EXCERPTED TEXT -

Tangerines aka MANDARINS (Georgian: მანდარინები Mandarinebi, Estonian: Mandariinid) is a 2013 Estonian-Georgian film, directed, produced and written by Zaza Urushadze (Georgian film director and screenwriter).

Review by Lady Gaga Enguri

I think Zaza Urushadze should stick to his characteristic themes of idealizations of highly cultured Georgian families over the centuries, and to the effects of the Georgian Civil War on the lives of Georgian speaking families, and on romances between the sexes. Venturing into politics and Cold War themes is not his specialty. Yes, this film had some poetic cinematography which at times reached for the sublime, as in the works of the legendary Georgian poet Galaktion Tabidze, and we are one and all grateful for it. It is important to point out that this film would have been much more effective and powerful --as an allegory representing the inevitable outcomes of sly but spiteful human hatreds and prejudices-- by pitting modern Georgian farmers today against current European and American and South African agribusiness advisors and investors, planting themselves into the current Georgian nation now in this era. Such an allegory would impress the same points --more effectively-- that this film wants to score.  A fable depicting today's beautiful Georgian citrus groves or lustrous grape vineyards in vivid colorful cinematography, featuring the Georgian Ministry of Agriculture and also aggressive Georgian labor & small farmers rights leaders and advocates, and all the various and responsible Georgian national law enforcement personnel, all vying for their interests, with an Estonian NGO trying to calm down the many sides as they negotiate a fair price per kilo, for grape and/or tangerine farmers, etc.

Not once in this movie was an Abkhazian person who speaks their native Apsny language either mentioned nor shown. The Chechnyan mercenary soldier character in the movie was not a good archetype for the jack-in-the-box final message of this movie. It should have been an Abkhazian and not a Chechnyan, who lay wounded in bed in the same obscurely located Estonian house, along with the superstar golden boy Georgian character, who was coddled throughout the movie as a favorite protagonist, scene after scene. I do not recall one time in this movie when it depicted in images or words that the Georgian Civil War was then also roaring just after the collapse of communism, involving Georgians killing Georgians, with no relation to Abkhazia in its early to middle phases of hostile conflict. Wasn't this supposed to be an 'impartial' antiwar film set in the time of the stoic and rugged transition to capitalism, from communism?

GIVEN REQUEST A -
Answer each question using the film review.
(i) In what year was the film Tangerines released?
(ii) Which legendary Georgian poet does the reviewer mention?
(iii) What nationality is the mercenary soldier character in the movie?

THE RECORDS -
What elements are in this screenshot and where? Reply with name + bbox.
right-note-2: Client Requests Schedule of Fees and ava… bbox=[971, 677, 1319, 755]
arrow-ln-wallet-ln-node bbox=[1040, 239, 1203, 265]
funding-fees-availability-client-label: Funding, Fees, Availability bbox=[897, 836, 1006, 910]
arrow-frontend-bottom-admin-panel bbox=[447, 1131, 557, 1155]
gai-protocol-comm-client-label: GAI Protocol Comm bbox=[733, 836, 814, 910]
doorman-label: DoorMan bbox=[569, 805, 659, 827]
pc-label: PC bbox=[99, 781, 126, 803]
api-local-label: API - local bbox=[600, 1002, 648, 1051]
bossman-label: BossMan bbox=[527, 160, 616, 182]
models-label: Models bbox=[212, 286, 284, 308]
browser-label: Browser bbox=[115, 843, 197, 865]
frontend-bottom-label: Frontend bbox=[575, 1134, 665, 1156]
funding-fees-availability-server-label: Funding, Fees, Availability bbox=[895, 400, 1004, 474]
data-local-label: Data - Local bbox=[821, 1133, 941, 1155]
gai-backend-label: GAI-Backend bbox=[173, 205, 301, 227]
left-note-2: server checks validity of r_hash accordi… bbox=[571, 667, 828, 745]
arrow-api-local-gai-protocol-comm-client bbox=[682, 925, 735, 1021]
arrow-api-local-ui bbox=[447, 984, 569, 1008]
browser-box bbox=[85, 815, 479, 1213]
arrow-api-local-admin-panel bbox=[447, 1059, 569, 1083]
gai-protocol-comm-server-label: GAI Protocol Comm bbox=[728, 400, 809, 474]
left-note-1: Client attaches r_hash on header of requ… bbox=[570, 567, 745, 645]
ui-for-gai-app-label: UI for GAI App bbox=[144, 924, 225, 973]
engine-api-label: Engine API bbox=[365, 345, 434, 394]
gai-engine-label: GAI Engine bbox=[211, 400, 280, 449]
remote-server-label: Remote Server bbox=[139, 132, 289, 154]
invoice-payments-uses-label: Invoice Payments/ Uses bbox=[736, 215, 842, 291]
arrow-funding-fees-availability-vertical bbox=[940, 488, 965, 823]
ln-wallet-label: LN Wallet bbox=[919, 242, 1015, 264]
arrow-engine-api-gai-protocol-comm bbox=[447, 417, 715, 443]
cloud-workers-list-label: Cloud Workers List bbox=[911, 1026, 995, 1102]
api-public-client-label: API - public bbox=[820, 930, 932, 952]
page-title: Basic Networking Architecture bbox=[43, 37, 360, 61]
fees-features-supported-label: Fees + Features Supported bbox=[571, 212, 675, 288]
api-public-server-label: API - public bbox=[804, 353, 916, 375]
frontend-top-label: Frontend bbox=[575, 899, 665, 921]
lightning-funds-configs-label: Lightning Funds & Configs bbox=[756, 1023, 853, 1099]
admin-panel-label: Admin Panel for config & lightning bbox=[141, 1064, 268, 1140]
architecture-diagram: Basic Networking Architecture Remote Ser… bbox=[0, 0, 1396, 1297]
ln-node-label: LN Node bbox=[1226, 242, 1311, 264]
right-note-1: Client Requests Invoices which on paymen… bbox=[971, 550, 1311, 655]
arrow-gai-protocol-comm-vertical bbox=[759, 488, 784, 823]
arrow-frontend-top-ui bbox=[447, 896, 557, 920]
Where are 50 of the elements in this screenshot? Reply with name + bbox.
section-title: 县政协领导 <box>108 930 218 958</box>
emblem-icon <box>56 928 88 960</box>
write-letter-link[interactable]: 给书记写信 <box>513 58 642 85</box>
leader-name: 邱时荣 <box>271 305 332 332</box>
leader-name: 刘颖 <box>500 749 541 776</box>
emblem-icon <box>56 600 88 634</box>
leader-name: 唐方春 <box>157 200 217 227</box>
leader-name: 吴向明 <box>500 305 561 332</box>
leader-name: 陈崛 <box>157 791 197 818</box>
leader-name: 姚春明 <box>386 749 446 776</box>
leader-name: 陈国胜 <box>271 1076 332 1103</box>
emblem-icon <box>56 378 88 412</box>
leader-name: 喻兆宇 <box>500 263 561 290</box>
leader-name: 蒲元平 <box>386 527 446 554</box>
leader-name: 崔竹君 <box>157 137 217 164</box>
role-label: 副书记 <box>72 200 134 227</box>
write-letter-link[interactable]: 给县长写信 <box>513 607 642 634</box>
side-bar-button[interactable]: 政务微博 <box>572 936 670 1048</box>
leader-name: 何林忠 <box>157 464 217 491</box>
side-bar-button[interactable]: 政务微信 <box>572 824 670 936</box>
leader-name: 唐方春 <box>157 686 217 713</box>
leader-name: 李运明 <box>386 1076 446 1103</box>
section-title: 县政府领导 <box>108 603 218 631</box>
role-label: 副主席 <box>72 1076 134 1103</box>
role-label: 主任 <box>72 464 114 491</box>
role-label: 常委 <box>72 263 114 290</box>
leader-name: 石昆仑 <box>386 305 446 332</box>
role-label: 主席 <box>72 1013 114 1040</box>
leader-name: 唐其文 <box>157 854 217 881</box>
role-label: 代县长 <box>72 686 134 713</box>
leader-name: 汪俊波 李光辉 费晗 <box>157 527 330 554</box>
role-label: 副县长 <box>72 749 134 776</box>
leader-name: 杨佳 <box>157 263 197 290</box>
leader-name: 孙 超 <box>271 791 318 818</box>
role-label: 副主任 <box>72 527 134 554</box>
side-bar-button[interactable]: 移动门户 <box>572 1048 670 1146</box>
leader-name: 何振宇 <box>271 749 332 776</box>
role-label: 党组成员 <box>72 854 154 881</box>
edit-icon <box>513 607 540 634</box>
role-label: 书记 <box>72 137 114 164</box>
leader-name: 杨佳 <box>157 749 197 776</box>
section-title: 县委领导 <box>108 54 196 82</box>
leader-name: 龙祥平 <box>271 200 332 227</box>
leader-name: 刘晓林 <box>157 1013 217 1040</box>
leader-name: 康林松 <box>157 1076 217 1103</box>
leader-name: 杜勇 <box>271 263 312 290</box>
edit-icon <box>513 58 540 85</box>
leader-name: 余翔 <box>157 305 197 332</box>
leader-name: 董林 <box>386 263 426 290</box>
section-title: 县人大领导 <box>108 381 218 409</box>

GIVEN REQUEST B -
Quote the listing from its first line through the line holding "gai-engine-label: GAI Engine", with both of those lines included.

SOLUTION A -
(i) 2013
(ii) Galaktion Tabidze
(iii) Chechnyan

SOLUTION B -
What elements are in this screenshot and where? Reply with name + bbox.
right-note-2: Client Requests Schedule of Fees and ava… bbox=[971, 677, 1319, 755]
arrow-ln-wallet-ln-node bbox=[1040, 239, 1203, 265]
funding-fees-availability-client-label: Funding, Fees, Availability bbox=[897, 836, 1006, 910]
arrow-frontend-bottom-admin-panel bbox=[447, 1131, 557, 1155]
gai-protocol-comm-client-label: GAI Protocol Comm bbox=[733, 836, 814, 910]
doorman-label: DoorMan bbox=[569, 805, 659, 827]
pc-label: PC bbox=[99, 781, 126, 803]
api-local-label: API - local bbox=[600, 1002, 648, 1051]
bossman-label: BossMan bbox=[527, 160, 616, 182]
models-label: Models bbox=[212, 286, 284, 308]
browser-label: Browser bbox=[115, 843, 197, 865]
frontend-bottom-label: Frontend bbox=[575, 1134, 665, 1156]
funding-fees-availability-server-label: Funding, Fees, Availability bbox=[895, 400, 1004, 474]
data-local-label: Data - Local bbox=[821, 1133, 941, 1155]
gai-backend-label: GAI-Backend bbox=[173, 205, 301, 227]
left-note-2: server checks validity of r_hash accordi… bbox=[571, 667, 828, 745]
arrow-api-local-gai-protocol-comm-client bbox=[682, 925, 735, 1021]
arrow-api-local-ui bbox=[447, 984, 569, 1008]
browser-box bbox=[85, 815, 479, 1213]
arrow-api-local-admin-panel bbox=[447, 1059, 569, 1083]
gai-protocol-comm-server-label: GAI Protocol Comm bbox=[728, 400, 809, 474]
left-note-1: Client attaches r_hash on header of requ… bbox=[570, 567, 745, 645]
ui-for-gai-app-label: UI for GAI App bbox=[144, 924, 225, 973]
engine-api-label: Engine API bbox=[365, 345, 434, 394]
gai-engine-label: GAI Engine bbox=[211, 400, 280, 449]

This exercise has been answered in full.